■ AIM OF THE EXERCISE ■
Write the listing below out again exactly, dropping the images.
START THE INPUT
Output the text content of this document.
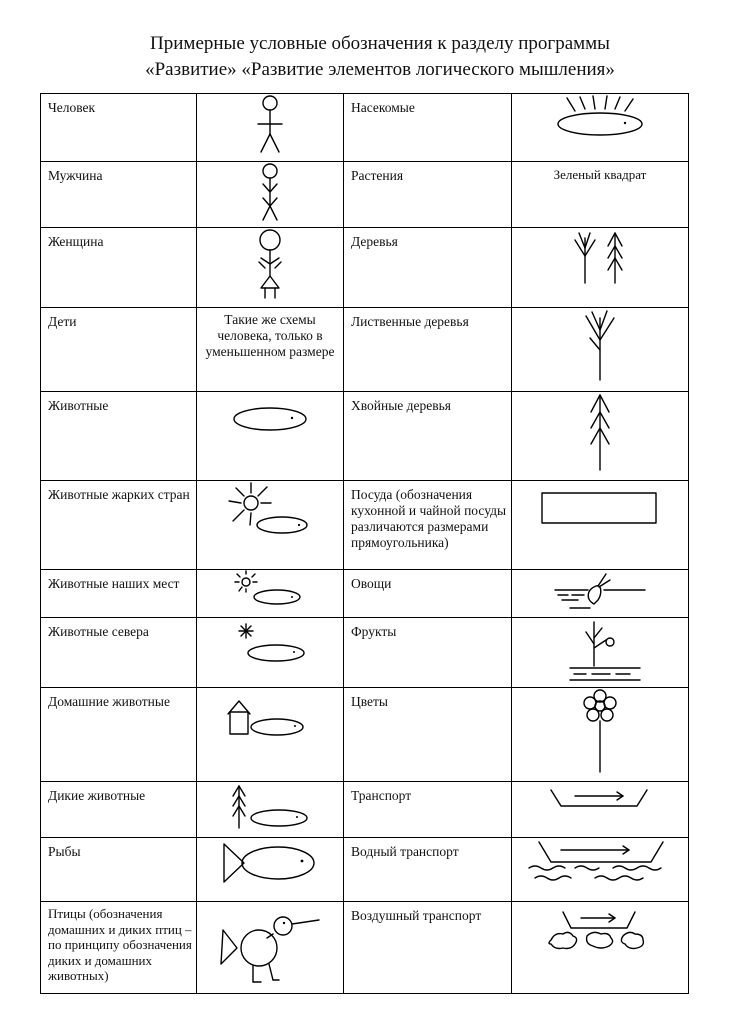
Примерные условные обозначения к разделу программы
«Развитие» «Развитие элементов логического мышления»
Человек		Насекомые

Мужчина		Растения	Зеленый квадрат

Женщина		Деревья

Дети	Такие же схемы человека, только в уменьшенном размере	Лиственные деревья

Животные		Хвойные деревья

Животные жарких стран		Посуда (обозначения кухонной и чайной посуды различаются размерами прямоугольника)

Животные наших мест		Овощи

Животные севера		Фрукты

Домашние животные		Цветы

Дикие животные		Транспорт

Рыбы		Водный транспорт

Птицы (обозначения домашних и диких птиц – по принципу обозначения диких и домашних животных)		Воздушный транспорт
END THE INPUT
■ TASK RESPONSE ■
Output the text content of this document.
Примерные условные обозначения к разделу программы
«Развитие» «Развитие элементов логического мышления»
Человек		Насекомые

Мужчина		Растения	Зеленый квадрат

Женщина		Деревья

Дети	Такие же схемы человека, только в уменьшенном размере	Лиственные деревья

Животные		Хвойные деревья

Животные жарких стран		Посуда (обозначения кухонной и чайной посуды различаются размерами прямоугольника)

Животные наших мест		Овощи

Животные севера		Фрукты

Домашние животные		Цветы

Дикие животные		Транспорт

Рыбы		Водный транспорт

Птицы (обозначения домашних и диких птиц – по принципу обозначения диких и домашних животных)		Воздушный транспорт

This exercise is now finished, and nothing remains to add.